▶ **Extracted records**
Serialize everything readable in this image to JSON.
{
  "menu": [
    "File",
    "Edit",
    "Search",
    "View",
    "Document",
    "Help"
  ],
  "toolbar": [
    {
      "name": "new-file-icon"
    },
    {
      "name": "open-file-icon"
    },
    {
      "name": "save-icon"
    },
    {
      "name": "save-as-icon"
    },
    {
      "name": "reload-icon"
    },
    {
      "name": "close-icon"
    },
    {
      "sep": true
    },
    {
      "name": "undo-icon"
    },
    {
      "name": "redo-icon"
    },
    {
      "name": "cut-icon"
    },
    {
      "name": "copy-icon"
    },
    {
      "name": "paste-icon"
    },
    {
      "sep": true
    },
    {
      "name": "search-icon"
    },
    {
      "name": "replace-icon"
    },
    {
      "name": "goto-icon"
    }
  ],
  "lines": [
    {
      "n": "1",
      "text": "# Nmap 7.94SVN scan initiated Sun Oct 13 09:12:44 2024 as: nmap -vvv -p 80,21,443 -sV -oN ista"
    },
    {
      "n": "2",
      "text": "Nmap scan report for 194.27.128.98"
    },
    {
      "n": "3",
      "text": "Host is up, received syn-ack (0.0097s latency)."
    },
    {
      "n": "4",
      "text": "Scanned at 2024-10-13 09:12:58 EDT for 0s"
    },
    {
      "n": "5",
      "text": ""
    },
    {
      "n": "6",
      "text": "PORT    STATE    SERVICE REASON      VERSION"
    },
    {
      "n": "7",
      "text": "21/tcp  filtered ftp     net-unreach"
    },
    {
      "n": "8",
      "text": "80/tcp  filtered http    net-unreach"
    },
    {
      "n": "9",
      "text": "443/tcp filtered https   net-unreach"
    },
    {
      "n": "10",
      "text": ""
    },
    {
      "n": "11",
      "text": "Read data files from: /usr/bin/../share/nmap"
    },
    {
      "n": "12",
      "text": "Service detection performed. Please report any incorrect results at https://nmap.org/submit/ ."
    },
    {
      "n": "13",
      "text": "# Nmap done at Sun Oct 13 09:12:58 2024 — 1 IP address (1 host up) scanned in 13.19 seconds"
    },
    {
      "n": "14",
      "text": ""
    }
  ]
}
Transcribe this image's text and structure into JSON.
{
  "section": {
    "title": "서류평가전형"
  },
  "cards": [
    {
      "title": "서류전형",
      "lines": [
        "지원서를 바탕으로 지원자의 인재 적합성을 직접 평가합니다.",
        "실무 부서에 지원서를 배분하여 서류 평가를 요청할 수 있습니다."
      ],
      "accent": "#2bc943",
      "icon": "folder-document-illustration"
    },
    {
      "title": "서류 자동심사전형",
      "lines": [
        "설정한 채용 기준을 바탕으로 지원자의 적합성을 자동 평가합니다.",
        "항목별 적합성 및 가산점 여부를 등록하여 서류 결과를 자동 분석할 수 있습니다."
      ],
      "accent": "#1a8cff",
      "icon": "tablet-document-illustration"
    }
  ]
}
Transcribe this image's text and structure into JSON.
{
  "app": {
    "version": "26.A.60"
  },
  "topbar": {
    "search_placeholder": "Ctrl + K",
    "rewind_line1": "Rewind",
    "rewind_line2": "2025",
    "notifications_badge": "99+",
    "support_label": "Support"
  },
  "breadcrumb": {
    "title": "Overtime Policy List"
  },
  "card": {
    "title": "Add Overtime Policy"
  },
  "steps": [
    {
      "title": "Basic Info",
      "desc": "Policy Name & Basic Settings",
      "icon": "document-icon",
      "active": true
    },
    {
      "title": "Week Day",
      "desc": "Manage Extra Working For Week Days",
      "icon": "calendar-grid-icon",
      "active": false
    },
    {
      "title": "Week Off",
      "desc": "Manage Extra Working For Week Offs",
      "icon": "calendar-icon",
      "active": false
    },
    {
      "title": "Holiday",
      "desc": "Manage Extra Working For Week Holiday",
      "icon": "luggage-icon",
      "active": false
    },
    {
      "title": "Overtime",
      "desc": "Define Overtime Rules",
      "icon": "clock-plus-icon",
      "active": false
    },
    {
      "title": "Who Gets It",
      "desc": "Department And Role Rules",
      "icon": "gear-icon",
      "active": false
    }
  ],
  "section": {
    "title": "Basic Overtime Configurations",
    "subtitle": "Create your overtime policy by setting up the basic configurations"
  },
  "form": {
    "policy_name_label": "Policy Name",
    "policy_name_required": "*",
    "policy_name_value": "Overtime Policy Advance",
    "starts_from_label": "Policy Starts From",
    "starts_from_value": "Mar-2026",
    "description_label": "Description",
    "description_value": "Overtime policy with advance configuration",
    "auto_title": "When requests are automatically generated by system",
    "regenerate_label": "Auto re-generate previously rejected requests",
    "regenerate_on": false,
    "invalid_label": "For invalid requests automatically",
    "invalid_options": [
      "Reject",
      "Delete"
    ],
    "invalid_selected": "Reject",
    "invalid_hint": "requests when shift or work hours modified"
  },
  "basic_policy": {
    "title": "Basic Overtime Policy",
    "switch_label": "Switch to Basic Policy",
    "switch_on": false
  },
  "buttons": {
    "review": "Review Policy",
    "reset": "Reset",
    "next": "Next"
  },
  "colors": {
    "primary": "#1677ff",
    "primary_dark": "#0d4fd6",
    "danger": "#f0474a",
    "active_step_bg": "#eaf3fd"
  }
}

▶ **What you have to do**
Repeat the preceding lines exactly, please, every one of them.

▶ **Correct result**
Serialize everything readable in this image to JSON.
{
  "menu": [
    "File",
    "Edit",
    "Search",
    "View",
    "Document",
    "Help"
  ],
  "toolbar": [
    {
      "name": "new-file-icon"
    },
    {
      "name": "open-file-icon"
    },
    {
      "name": "save-icon"
    },
    {
      "name": "save-as-icon"
    },
    {
      "name": "reload-icon"
    },
    {
      "name": "close-icon"
    },
    {
      "sep": true
    },
    {
      "name": "undo-icon"
    },
    {
      "name": "redo-icon"
    },
    {
      "name": "cut-icon"
    },
    {
      "name": "copy-icon"
    },
    {
      "name": "paste-icon"
    },
    {
      "sep": true
    },
    {
      "name": "search-icon"
    },
    {
      "name": "replace-icon"
    },
    {
      "name": "goto-icon"
    }
  ],
  "lines": [
    {
      "n": "1",
      "text": "# Nmap 7.94SVN scan initiated Sun Oct 13 09:12:44 2024 as: nmap -vvv -p 80,21,443 -sV -oN ista"
    },
    {
      "n": "2",
      "text": "Nmap scan report for 194.27.128.98"
    },
    {
      "n": "3",
      "text": "Host is up, received syn-ack (0.0097s latency)."
    },
    {
      "n": "4",
      "text": "Scanned at 2024-10-13 09:12:58 EDT for 0s"
    },
    {
      "n": "5",
      "text": ""
    },
    {
      "n": "6",
      "text": "PORT    STATE    SERVICE REASON      VERSION"
    },
    {
      "n": "7",
      "text": "21/tcp  filtered ftp     net-unreach"
    },
    {
      "n": "8",
      "text": "80/tcp  filtered http    net-unreach"
    },
    {
      "n": "9",
      "text": "443/tcp filtered https   net-unreach"
    },
    {
      "n": "10",
      "text": ""
    },
    {
      "n": "11",
      "text": "Read data files from: /usr/bin/../share/nmap"
    },
    {
      "n": "12",
      "text": "Service detection performed. Please report any incorrect results at https://nmap.org/submit/ ."
    },
    {
      "n": "13",
      "text": "# Nmap done at Sun Oct 13 09:12:58 2024 — 1 IP address (1 host up) scanned in 13.19 seconds"
    },
    {
      "n": "14",
      "text": ""
    }
  ]
}
Transcribe this image's text and structure into JSON.
{
  "section": {
    "title": "서류평가전형"
  },
  "cards": [
    {
      "title": "서류전형",
      "lines": [
        "지원서를 바탕으로 지원자의 인재 적합성을 직접 평가합니다.",
        "실무 부서에 지원서를 배분하여 서류 평가를 요청할 수 있습니다."
      ],
      "accent": "#2bc943",
      "icon": "folder-document-illustration"
    },
    {
      "title": "서류 자동심사전형",
      "lines": [
        "설정한 채용 기준을 바탕으로 지원자의 적합성을 자동 평가합니다.",
        "항목별 적합성 및 가산점 여부를 등록하여 서류 결과를 자동 분석할 수 있습니다."
      ],
      "accent": "#1a8cff",
      "icon": "tablet-document-illustration"
    }
  ]
}
Transcribe this image's text and structure into JSON.
{
  "app": {
    "version": "26.A.60"
  },
  "topbar": {
    "search_placeholder": "Ctrl + K",
    "rewind_line1": "Rewind",
    "rewind_line2": "2025",
    "notifications_badge": "99+",
    "support_label": "Support"
  },
  "breadcrumb": {
    "title": "Overtime Policy List"
  },
  "card": {
    "title": "Add Overtime Policy"
  },
  "steps": [
    {
      "title": "Basic Info",
      "desc": "Policy Name & Basic Settings",
      "icon": "document-icon",
      "active": true
    },
    {
      "title": "Week Day",
      "desc": "Manage Extra Working For Week Days",
      "icon": "calendar-grid-icon",
      "active": false
    },
    {
      "title": "Week Off",
      "desc": "Manage Extra Working For Week Offs",
      "icon": "calendar-icon",
      "active": false
    },
    {
      "title": "Holiday",
      "desc": "Manage Extra Working For Week Holiday",
      "icon": "luggage-icon",
      "active": false
    },
    {
      "title": "Overtime",
      "desc": "Define Overtime Rules",
      "icon": "clock-plus-icon",
      "active": false
    },
    {
      "title": "Who Gets It",
      "desc": "Department And Role Rules",
      "icon": "gear-icon",
      "active": false
    }
  ],
  "section": {
    "title": "Basic Overtime Configurations",
    "subtitle": "Create your overtime policy by setting up the basic configurations"
  },
  "form": {
    "policy_name_label": "Policy Name",
    "policy_name_required": "*",
    "policy_name_value": "Overtime Policy Advance",
    "starts_from_label": "Policy Starts From",
    "starts_from_value": "Mar-2026",
    "description_label": "Description",
    "description_value": "Overtime policy with advance configuration",
    "auto_title": "When requests are automatically generated by system",
    "regenerate_label": "Auto re-generate previously rejected requests",
    "regenerate_on": false,
    "invalid_label": "For invalid requests automatically",
    "invalid_options": [
      "Reject",
      "Delete"
    ],
    "invalid_selected": "Reject",
    "invalid_hint": "requests when shift or work hours modified"
  },
  "basic_policy": {
    "title": "Basic Overtime Policy",
    "switch_label": "Switch to Basic Policy",
    "switch_on": false
  },
  "buttons": {
    "review": "Review Policy",
    "reset": "Reset",
    "next": "Next"
  },
  "colors": {
    "primary": "#1677ff",
    "primary_dark": "#0d4fd6",
    "danger": "#f0474a",
    "active_step_bg": "#eaf3fd"
  }
}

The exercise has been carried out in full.